-- AUSGEWÄHLTER AUSZUG --

┌────────

Liebe, Herz, Verstand – und Flucht Mit „George Grosz in Berlin“ zeigt das Berliner Bröhan-Museum, wie der kritische Künstler und Hitler-Zeitgenosse überlebte

George Grosz in Berlin

Der Künstler George Grosz auf dem Kurfürstendamm in Berlin, wenige Wochen vor seinem Tod 1959. Die Fotografie entstammt dem Archiv Ralph Jentsch

Er hatte diesen politischen Instinkt. Der bedeutende Maler George Grosz, von starken Gefühlen beseelt und mit seinen Gegnern in den künstlerischen Arbeiten nicht gerade zimperlich, zeichnete „Siegfried Hitler“ – so nannte er den späteren Massenmörder Adolf Hitler – erstmals bereits 1923, kurz nach dem erfolglosen Hitler-Putsch: als narzisstischen, größenwahnsinnigen Diktator. Grosz muss den faschistischen Braten sozusagen gerochen haben – und schon 1932, im Jahr, bevor Hitler die Wahlen gewann, nahm der sensible Grosz eine Professur in den USA an, um dem dräuenden deutschen Wertewahn zu entkommen. Die Ausstellung „George Grosz in Berlin“ zeigt im Bröhan-Museum in Berlin-Charlottenburg die Entwicklung eines Mannes, der sich nie den Mund verbieten ließ – und dessen bildnerischen Werke sowohl von auserwählter moderner Schönheit als auch von bissigem, nachgerade aktuell zu nennenden Sarkasmus sind.

└────────

-- DEIN AUFTRAG A --
Schreib die Einträge vom Anfang bis einschließlich der Zeile mit „516, 658, 534]“ noch einmal ab und benenne dabei „chevron-right-icon“ in „arrow-right-icon“ um. Alles andere bleibt genau gleich.

-- GEZEIGTE EINTRÄGE --
┌────────

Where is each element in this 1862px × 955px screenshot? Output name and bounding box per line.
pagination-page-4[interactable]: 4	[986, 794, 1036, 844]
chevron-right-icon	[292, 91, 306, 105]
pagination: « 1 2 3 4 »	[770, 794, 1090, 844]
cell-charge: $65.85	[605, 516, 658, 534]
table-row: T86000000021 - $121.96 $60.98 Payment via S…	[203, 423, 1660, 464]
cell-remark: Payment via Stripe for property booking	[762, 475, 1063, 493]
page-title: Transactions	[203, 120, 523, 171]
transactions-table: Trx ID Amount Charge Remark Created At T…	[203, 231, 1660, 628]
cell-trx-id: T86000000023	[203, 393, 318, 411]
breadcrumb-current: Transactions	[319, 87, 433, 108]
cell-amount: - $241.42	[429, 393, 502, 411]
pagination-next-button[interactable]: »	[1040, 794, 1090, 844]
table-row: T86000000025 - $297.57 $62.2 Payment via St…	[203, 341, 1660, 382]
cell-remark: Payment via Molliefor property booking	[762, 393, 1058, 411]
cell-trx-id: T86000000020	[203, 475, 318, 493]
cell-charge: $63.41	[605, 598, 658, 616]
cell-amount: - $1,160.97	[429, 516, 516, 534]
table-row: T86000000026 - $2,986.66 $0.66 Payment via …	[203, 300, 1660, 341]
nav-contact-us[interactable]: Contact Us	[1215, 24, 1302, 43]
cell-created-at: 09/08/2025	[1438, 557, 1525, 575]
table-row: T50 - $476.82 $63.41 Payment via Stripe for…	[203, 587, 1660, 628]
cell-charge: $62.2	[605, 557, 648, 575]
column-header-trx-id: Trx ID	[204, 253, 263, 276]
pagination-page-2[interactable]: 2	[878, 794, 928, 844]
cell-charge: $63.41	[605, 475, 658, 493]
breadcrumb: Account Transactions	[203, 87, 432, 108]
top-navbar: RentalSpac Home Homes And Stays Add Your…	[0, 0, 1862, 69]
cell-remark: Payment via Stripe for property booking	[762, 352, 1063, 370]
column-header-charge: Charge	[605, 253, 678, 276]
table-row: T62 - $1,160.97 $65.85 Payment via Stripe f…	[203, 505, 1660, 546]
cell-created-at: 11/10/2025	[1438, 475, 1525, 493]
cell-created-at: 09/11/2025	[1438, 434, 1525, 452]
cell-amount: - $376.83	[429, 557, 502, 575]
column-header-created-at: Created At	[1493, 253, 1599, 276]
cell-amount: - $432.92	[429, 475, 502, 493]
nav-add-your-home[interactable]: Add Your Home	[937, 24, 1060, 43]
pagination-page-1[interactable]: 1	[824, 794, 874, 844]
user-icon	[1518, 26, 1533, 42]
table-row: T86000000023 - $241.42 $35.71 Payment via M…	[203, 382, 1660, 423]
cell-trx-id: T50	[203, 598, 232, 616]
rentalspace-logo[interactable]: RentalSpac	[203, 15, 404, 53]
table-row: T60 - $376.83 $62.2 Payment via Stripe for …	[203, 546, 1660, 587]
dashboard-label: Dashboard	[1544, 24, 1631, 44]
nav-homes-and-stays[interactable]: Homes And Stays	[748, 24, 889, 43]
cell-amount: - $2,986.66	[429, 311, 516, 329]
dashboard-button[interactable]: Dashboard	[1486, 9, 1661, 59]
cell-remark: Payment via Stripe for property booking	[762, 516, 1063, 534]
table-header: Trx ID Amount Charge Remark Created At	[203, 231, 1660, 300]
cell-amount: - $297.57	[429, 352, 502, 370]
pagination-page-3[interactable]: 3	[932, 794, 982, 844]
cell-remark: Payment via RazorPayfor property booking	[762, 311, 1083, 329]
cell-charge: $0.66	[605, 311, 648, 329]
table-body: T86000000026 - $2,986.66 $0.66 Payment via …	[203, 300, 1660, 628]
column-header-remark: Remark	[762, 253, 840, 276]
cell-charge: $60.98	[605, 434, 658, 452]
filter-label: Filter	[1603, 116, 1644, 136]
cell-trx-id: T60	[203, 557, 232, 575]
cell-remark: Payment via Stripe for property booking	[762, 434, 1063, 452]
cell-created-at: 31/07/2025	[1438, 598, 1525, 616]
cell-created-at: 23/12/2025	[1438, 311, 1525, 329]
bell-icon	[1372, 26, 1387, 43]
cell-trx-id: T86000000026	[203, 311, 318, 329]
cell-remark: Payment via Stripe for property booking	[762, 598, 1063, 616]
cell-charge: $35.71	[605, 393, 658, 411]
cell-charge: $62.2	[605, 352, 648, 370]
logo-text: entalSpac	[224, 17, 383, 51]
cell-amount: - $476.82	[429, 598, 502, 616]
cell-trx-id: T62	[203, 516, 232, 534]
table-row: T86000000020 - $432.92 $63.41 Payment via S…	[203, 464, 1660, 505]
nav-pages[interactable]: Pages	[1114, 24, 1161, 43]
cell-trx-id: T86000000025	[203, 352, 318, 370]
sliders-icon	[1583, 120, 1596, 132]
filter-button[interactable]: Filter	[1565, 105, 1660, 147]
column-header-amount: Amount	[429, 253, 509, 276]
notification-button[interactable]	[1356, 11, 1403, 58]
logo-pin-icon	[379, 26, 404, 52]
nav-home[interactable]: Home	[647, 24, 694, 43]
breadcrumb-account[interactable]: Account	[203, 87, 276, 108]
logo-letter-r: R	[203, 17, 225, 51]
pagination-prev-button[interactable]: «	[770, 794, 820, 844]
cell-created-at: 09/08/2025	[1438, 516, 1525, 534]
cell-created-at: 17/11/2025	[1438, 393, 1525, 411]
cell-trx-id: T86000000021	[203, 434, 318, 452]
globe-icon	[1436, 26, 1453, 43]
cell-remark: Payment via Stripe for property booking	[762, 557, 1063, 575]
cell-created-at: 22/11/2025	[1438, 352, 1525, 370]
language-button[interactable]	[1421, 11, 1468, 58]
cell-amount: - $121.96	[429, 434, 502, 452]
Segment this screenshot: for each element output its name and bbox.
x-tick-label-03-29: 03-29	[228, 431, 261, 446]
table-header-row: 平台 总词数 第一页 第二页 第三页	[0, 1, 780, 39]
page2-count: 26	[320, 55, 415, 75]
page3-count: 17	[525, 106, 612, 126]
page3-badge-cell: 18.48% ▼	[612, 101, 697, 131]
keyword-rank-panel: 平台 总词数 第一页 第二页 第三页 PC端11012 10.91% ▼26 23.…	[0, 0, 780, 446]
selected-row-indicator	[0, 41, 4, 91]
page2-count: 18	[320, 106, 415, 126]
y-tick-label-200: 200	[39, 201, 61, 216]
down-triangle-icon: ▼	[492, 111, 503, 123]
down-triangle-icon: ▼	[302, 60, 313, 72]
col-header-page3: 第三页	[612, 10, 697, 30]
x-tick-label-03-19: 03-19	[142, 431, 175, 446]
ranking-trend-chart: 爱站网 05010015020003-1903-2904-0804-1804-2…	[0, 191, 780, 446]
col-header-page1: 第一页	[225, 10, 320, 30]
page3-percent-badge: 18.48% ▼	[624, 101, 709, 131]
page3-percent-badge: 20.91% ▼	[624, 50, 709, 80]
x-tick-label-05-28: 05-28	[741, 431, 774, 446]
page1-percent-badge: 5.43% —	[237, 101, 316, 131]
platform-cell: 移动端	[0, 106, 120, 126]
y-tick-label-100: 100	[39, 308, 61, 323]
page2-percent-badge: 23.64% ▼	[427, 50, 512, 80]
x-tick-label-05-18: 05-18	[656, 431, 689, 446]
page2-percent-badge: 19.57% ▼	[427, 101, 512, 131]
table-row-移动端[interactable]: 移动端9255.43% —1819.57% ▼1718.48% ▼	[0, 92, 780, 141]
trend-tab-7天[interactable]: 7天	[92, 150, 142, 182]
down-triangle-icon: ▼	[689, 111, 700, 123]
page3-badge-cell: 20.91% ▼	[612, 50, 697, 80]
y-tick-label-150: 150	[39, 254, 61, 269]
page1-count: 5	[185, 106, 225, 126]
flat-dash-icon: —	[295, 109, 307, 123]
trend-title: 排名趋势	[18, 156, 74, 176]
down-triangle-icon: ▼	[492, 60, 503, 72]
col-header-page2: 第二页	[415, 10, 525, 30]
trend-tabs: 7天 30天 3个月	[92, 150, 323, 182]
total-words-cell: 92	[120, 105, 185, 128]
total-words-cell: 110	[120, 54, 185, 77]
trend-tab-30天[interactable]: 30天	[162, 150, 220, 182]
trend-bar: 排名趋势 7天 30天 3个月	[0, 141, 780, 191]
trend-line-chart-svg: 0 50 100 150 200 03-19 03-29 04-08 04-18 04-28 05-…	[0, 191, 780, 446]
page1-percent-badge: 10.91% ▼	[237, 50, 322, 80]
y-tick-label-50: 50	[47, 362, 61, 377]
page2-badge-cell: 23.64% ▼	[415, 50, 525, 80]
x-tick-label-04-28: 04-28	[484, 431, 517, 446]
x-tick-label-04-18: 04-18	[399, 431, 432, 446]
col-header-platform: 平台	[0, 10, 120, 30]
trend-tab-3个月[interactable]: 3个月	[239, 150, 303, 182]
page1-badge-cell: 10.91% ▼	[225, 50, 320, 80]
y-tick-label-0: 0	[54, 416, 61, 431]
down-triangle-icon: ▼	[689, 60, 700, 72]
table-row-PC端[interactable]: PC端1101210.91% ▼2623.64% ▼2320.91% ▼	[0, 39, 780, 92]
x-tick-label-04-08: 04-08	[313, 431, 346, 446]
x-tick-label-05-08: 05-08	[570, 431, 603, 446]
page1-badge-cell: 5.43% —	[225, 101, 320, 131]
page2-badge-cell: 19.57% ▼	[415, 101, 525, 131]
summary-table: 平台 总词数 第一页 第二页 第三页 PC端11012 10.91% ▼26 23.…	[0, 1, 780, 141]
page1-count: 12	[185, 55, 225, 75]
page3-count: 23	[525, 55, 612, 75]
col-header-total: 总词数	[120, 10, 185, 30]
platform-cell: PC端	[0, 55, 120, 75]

└────────

-- DEIN AUFTRAG B --
Führe den Text über die Ausstellung zu George Grosz im Bröhan-Museum nach seinem letzten Satz fort.

-- ANTWORT A --
Where is each element in this 1862px × 955px screenshot? Output name and bounding box per line.
pagination-page-4[interactable]: 4	[986, 794, 1036, 844]
arrow-right-icon	[292, 91, 306, 105]
pagination: « 1 2 3 4 »	[770, 794, 1090, 844]
cell-charge: $65.85	[605, 516, 658, 534]

-- ANTWORT B --
Anlass ist das 100-jährige Jubiläum der Novemberrevolution in Deutschland, der im übrigen die Frauen ihr hiesiges Wahlrecht verdanken.

Zu entdecken ist aber zudem die oft versteckte zarte Seite von George Grosz – er ist in der Ausstellung als zärtlicher Vater mit einem gemalten Brief an seinen Sohn ebenso präsent wie als Landschaftsliebhaber.

Seine erste Liebe galt gar dem feinfühligen Jugendstil, weshalb Grosz auch so vorzüglich in das einstmals private Bröhan-Museum passt, dessen eigener Bestand in der Dauerausstellung Pretiosen aus der Zeit der Belle Époque zeigt.

Bei Grosz kommt alles der Reihe nach: In Zeichnungen, die von seiner jungmännlichen Lektüre der Zeitschrift „Die Gartenlaube“ inspiriert sind, huldigte Georg Ehrenfried Groß – wie er mit Geburtsnamen hieß – der Schönheit der edlen Linie und dem romantischen Flair der Natur. Fast könnte man glauben, er sei ein Schüler von Alfons Mucha gewesen!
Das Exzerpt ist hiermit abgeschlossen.